Data extract -
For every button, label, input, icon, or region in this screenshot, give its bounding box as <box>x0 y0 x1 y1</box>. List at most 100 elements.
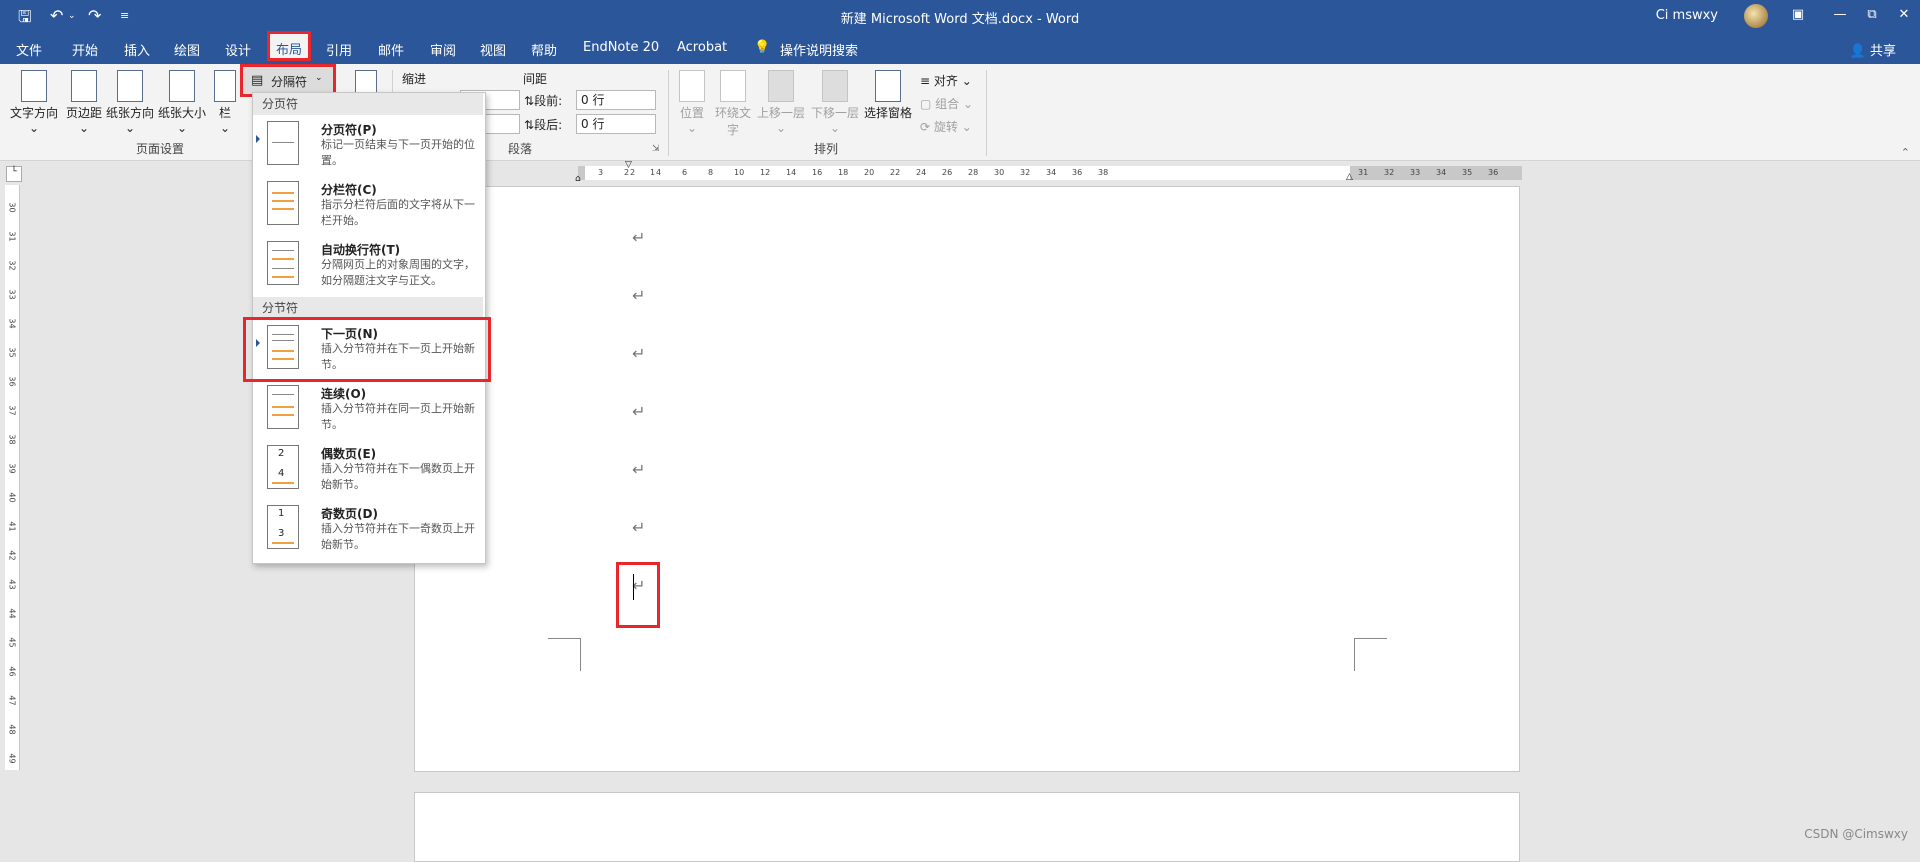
paragraph-mark: ↵ <box>632 460 646 479</box>
margins-button[interactable]: 页边距 ⌄ <box>64 70 104 135</box>
columns-button[interactable]: 栏 ⌄ <box>212 70 238 135</box>
ruler-tick-label: 32 <box>1384 168 1395 177</box>
ruler-tick-label: 32 <box>7 260 17 271</box>
menu-item-continuous[interactable]: 连续(O) 插入分节符并在同一页上开始新节。 <box>253 381 483 439</box>
share-button[interactable]: 👤 共享 <box>1850 40 1896 59</box>
document-page[interactable] <box>414 186 1520 772</box>
tab-review[interactable]: 审阅 <box>430 40 456 59</box>
continuous-icon <box>267 385 299 429</box>
menu-item-column-break[interactable]: 分栏符(C) 指示分栏符后面的文字将从下一栏开始。 <box>253 177 483 235</box>
document-page-next[interactable] <box>414 792 1520 862</box>
selection-pane-button[interactable]: 选择窗格 <box>862 70 914 121</box>
ribbon-display-icon[interactable]: ▣ <box>1788 6 1808 24</box>
ruler-tick-label: 34 <box>7 318 17 329</box>
right-indent-marker[interactable]: △ <box>1346 172 1353 182</box>
ruler-tick-label: 39 <box>7 463 17 474</box>
tab-help[interactable]: 帮助 <box>531 40 557 59</box>
menu-item-text-wrapping-break[interactable]: 自动换行符(T) 分隔网页上的对象周围的文字，如分隔题注文字与正文。 <box>253 237 483 295</box>
group-button[interactable]: ▢ 组合 ⌄ <box>920 95 973 112</box>
orientation-icon <box>117 70 143 102</box>
even-page-icon: 24 <box>267 445 299 489</box>
ruler-tick-label: 38 <box>7 434 17 445</box>
breaks-icon: ▤ <box>251 73 264 88</box>
left-indent-marker[interactable]: ⌂ <box>575 174 581 184</box>
paragraph-launcher-icon[interactable]: ⇲ <box>652 144 660 154</box>
orientation-button[interactable]: 纸张方向 ⌄ <box>104 70 156 135</box>
arrange-group-label: 排列 <box>814 142 839 156</box>
tab-file[interactable]: 文件 <box>16 40 42 59</box>
ruler-tick-label: 6 <box>682 168 688 177</box>
ruler-tick-label: 34 <box>1046 168 1057 177</box>
align-button[interactable]: ≡ 对齐 ⌄ <box>920 72 972 89</box>
share-label: 共享 <box>1869 44 1896 59</box>
odd-page-icon: 13 <box>267 505 299 549</box>
tab-references[interactable]: 引用 <box>326 40 352 59</box>
margin-corner-mark <box>548 638 581 671</box>
size-button[interactable]: 纸张大小 ⌄ <box>156 70 208 135</box>
chevron-down-icon: ⌄ <box>315 73 323 83</box>
ruler-tick-label: 18 <box>838 168 849 177</box>
ruler-tick-label: 24 <box>916 168 927 177</box>
position-button[interactable]: 位置 ⌄ <box>676 70 708 135</box>
ruler-tick-label: 22 <box>890 168 901 177</box>
close-icon[interactable]: ✕ <box>1894 6 1914 24</box>
rotate-button[interactable]: ⟳ 旋转 ⌄ <box>920 118 972 135</box>
tab-home[interactable]: 开始 <box>72 40 98 59</box>
watermark: CSDN @Cimswxy <box>1804 827 1908 841</box>
collapse-ribbon-icon[interactable]: ⌃ <box>1901 146 1910 159</box>
ruler-tick-label: 12 <box>760 168 771 177</box>
ruler-tick-label: 35 <box>7 347 17 358</box>
restore-icon[interactable]: ⧉ <box>1862 6 1882 24</box>
space-after-input[interactable]: 0 行 <box>576 114 656 134</box>
bring-forward-button[interactable]: 上移一层 ⌄ <box>756 70 806 135</box>
menu-item-odd-page[interactable]: 13 奇数页(D) 插入分节符并在下一奇数页上开始新节。 <box>253 501 483 559</box>
tab-mailings[interactable]: 邮件 <box>378 40 404 59</box>
wrap-text-button[interactable]: 环绕文字 <box>712 70 754 138</box>
minimize-icon[interactable]: — <box>1830 6 1850 24</box>
tab-insert[interactable]: 插入 <box>124 40 150 59</box>
ruler-tick-label: 34 <box>1436 168 1447 177</box>
text-direction-icon <box>21 70 47 102</box>
horizontal-ruler[interactable]: 3 2 1 2 4 6 8 10 12 14 16 18 20 22 24 26 28 30 32 34 36 38 31 3… <box>578 166 1522 180</box>
send-backward-button[interactable]: 下移一层 ⌄ <box>810 70 860 135</box>
selected-marker-icon <box>256 135 260 143</box>
first-line-indent-marker[interactable]: ▽ <box>625 160 632 170</box>
ruler-tick-label: 43 <box>7 579 17 590</box>
person-icon: 👤 <box>1849 44 1866 59</box>
tab-layout[interactable]: 布局 <box>267 31 311 61</box>
tab-acrobat[interactable]: Acrobat <box>677 40 727 55</box>
columns-icon <box>214 70 236 102</box>
user-name[interactable]: Ci mswxy <box>1656 8 1718 23</box>
paragraph-mark: ↵ <box>632 402 646 421</box>
ruler-tick-label: 3 <box>598 168 604 177</box>
cursor-highlight <box>616 562 660 628</box>
vertical-ruler[interactable]: 30 31 32 33 34 35 36 37 38 39 40 41 42 43 44 45 46 47 48 49 <box>5 185 20 770</box>
tab-endnote[interactable]: EndNote 20 <box>583 40 659 55</box>
tab-draw[interactable]: 绘图 <box>174 40 200 59</box>
text-direction-button[interactable]: 文字方向 ⌄ <box>8 70 60 135</box>
rotate-icon: ⟳ <box>920 120 931 134</box>
tab-selector[interactable]: └ <box>6 166 22 182</box>
page-break-icon <box>267 121 299 165</box>
tell-me-search[interactable]: 操作说明搜索 <box>780 40 858 59</box>
ruler-tick-label: 47 <box>7 695 17 706</box>
avatar[interactable] <box>1744 4 1768 28</box>
space-before-input[interactable]: 0 行 <box>576 90 656 110</box>
tab-layout-label: 布局 <box>275 43 302 58</box>
spacing-label: 间距 <box>523 72 548 86</box>
ruler-tick-label: 41 <box>7 521 17 532</box>
tab-view[interactable]: 视图 <box>480 40 506 59</box>
ruler-tick-label: 16 <box>812 168 823 177</box>
lightbulb-icon: 💡 <box>754 40 771 55</box>
text-wrapping-icon <box>267 241 299 285</box>
ruler-tick-label: 42 <box>7 550 17 561</box>
ruler-tick-label: 32 <box>1020 168 1031 177</box>
tab-design[interactable]: 设计 <box>225 40 251 59</box>
group-icon: ▢ <box>920 97 932 111</box>
ruler-tick-label: 44 <box>7 608 17 619</box>
menu-item-page-break[interactable]: 分页符(P) 标记一页结束与下一页开始的位置。 <box>253 117 483 175</box>
menu-item-even-page[interactable]: 24 偶数页(E) 插入分节符并在下一偶数页上开始新节。 <box>253 441 483 499</box>
ruler-tick-label: 33 <box>1410 168 1421 177</box>
ruler-tick-label: 30 <box>7 202 17 213</box>
ruler-tick-label: 26 <box>942 168 953 177</box>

Exercise prompt - Change every "ruler-tick-label" in the items above to "ruler-number" and repeat the items with nothing else altered. Leave the pictures out of your answer.

Output of the exercise -
For every button, label, input, icon, or region in this screenshot, give its bounding box as <box>x0 y0 x1 y1</box>. List at most 100 elements.
paragraph-mark: ↵ <box>632 460 646 479</box>
margins-button[interactable]: 页边距 ⌄ <box>64 70 104 135</box>
columns-button[interactable]: 栏 ⌄ <box>212 70 238 135</box>
ruler-number: 32 <box>1384 168 1395 177</box>
ruler-number: 32 <box>7 260 17 271</box>
menu-item-continuous[interactable]: 连续(O) 插入分节符并在同一页上开始新节。 <box>253 381 483 439</box>
share-button[interactable]: 👤 共享 <box>1850 40 1896 59</box>
document-page[interactable] <box>414 186 1520 772</box>
tab-review[interactable]: 审阅 <box>430 40 456 59</box>
continuous-icon <box>267 385 299 429</box>
menu-item-column-break[interactable]: 分栏符(C) 指示分栏符后面的文字将从下一栏开始。 <box>253 177 483 235</box>
document-page-next[interactable] <box>414 792 1520 862</box>
selection-pane-button[interactable]: 选择窗格 <box>862 70 914 121</box>
ribbon-display-icon[interactable]: ▣ <box>1788 6 1808 24</box>
ruler-number: 34 <box>7 318 17 329</box>
right-indent-marker[interactable]: △ <box>1346 172 1353 182</box>
ruler-number: 39 <box>7 463 17 474</box>
tab-help[interactable]: 帮助 <box>531 40 557 59</box>
menu-item-text-wrapping-break[interactable]: 自动换行符(T) 分隔网页上的对象周围的文字，如分隔题注文字与正文。 <box>253 237 483 295</box>
group-button[interactable]: ▢ 组合 ⌄ <box>920 95 973 112</box>
orientation-icon <box>117 70 143 102</box>
even-page-icon: 24 <box>267 445 299 489</box>
ruler-number: 38 <box>7 434 17 445</box>
breaks-icon: ▤ <box>251 73 264 88</box>
left-indent-marker[interactable]: ⌂ <box>575 174 581 184</box>
paragraph-launcher-icon[interactable]: ⇲ <box>652 144 660 154</box>
orientation-button[interactable]: 纸张方向 ⌄ <box>104 70 156 135</box>
arrange-group-label: 排列 <box>814 142 839 156</box>
tab-file[interactable]: 文件 <box>16 40 42 59</box>
ruler-number: 6 <box>682 168 688 177</box>
ruler-number: 34 <box>1046 168 1057 177</box>
align-button[interactable]: ≡ 对齐 ⌄ <box>920 72 972 89</box>
share-label: 共享 <box>1869 44 1896 59</box>
odd-page-icon: 13 <box>267 505 299 549</box>
tab-references[interactable]: 引用 <box>326 40 352 59</box>
margin-corner-mark <box>548 638 581 671</box>
size-button[interactable]: 纸张大小 ⌄ <box>156 70 208 135</box>
chevron-down-icon: ⌄ <box>315 73 323 83</box>
ruler-number: 18 <box>838 168 849 177</box>
ruler-number: 24 <box>916 168 927 177</box>
position-button[interactable]: 位置 ⌄ <box>676 70 708 135</box>
ruler-number: 22 <box>890 168 901 177</box>
close-icon[interactable]: ✕ <box>1894 6 1914 24</box>
rotate-button[interactable]: ⟳ 旋转 ⌄ <box>920 118 972 135</box>
tab-home[interactable]: 开始 <box>72 40 98 59</box>
watermark: CSDN @Cimswxy <box>1804 827 1908 841</box>
collapse-ribbon-icon[interactable]: ⌃ <box>1901 146 1910 159</box>
ruler-number: 12 <box>760 168 771 177</box>
ruler-number: 35 <box>7 347 17 358</box>
restore-icon[interactable]: ⧉ <box>1862 6 1882 24</box>
space-after-input[interactable]: 0 行 <box>576 114 656 134</box>
bring-forward-button[interactable]: 上移一层 ⌄ <box>756 70 806 135</box>
menu-item-odd-page[interactable]: 13 奇数页(D) 插入分节符并在下一奇数页上开始新节。 <box>253 501 483 559</box>
tab-mailings[interactable]: 邮件 <box>378 40 404 59</box>
wrap-text-button[interactable]: 环绕文字 <box>712 70 754 138</box>
minimize-icon[interactable]: — <box>1830 6 1850 24</box>
tab-insert[interactable]: 插入 <box>124 40 150 59</box>
ruler-number: 34 <box>1436 168 1447 177</box>
text-direction-icon <box>21 70 47 102</box>
horizontal-ruler[interactable]: 3 2 1 2 4 6 8 10 12 14 16 18 20 22 24 26 28 30 32 34 36 38 31 3… <box>578 166 1522 180</box>
send-backward-button[interactable]: 下移一层 ⌄ <box>810 70 860 135</box>
selected-marker-icon <box>256 135 260 143</box>
first-line-indent-marker[interactable]: ▽ <box>625 160 632 170</box>
ruler-number: 43 <box>7 579 17 590</box>
person-icon: 👤 <box>1849 44 1866 59</box>
tab-layout[interactable]: 布局 <box>267 31 311 61</box>
tab-acrobat[interactable]: Acrobat <box>677 40 727 55</box>
columns-icon <box>214 70 236 102</box>
user-name[interactable]: Ci mswxy <box>1656 8 1718 23</box>
paragraph-mark: ↵ <box>632 402 646 421</box>
ruler-number: 3 <box>598 168 604 177</box>
cursor-highlight <box>616 562 660 628</box>
vertical-ruler[interactable]: 30 31 32 33 34 35 36 37 38 39 40 41 42 43 44 45 46 47 48 49 <box>5 185 20 770</box>
tab-endnote[interactable]: EndNote 20 <box>583 40 659 55</box>
tab-draw[interactable]: 绘图 <box>174 40 200 59</box>
text-direction-button[interactable]: 文字方向 ⌄ <box>8 70 60 135</box>
rotate-icon: ⟳ <box>920 120 931 134</box>
tab-selector[interactable]: └ <box>6 166 22 182</box>
page-break-icon <box>267 121 299 165</box>
tell-me-search[interactable]: 操作说明搜索 <box>780 40 858 59</box>
ruler-number: 47 <box>7 695 17 706</box>
avatar[interactable] <box>1744 4 1768 28</box>
space-before-input[interactable]: 0 行 <box>576 90 656 110</box>
tab-layout-label: 布局 <box>275 43 302 58</box>
spacing-label: 间距 <box>523 72 548 86</box>
ruler-number: 41 <box>7 521 17 532</box>
tab-view[interactable]: 视图 <box>480 40 506 59</box>
ruler-number: 16 <box>812 168 823 177</box>
lightbulb-icon: 💡 <box>754 40 771 55</box>
text-wrapping-icon <box>267 241 299 285</box>
ruler-number: 42 <box>7 550 17 561</box>
ruler-number: 32 <box>1020 168 1031 177</box>
tab-design[interactable]: 设计 <box>225 40 251 59</box>
group-icon: ▢ <box>920 97 932 111</box>
ruler-number: 44 <box>7 608 17 619</box>
menu-item-page-break[interactable]: 分页符(P) 标记一页结束与下一页开始的位置。 <box>253 117 483 175</box>
menu-item-even-page[interactable]: 24 偶数页(E) 插入分节符并在下一偶数页上开始新节。 <box>253 441 483 499</box>
ruler-number: 33 <box>1410 168 1421 177</box>
ruler-number: 30 <box>7 202 17 213</box>
ruler-number: 26 <box>942 168 953 177</box>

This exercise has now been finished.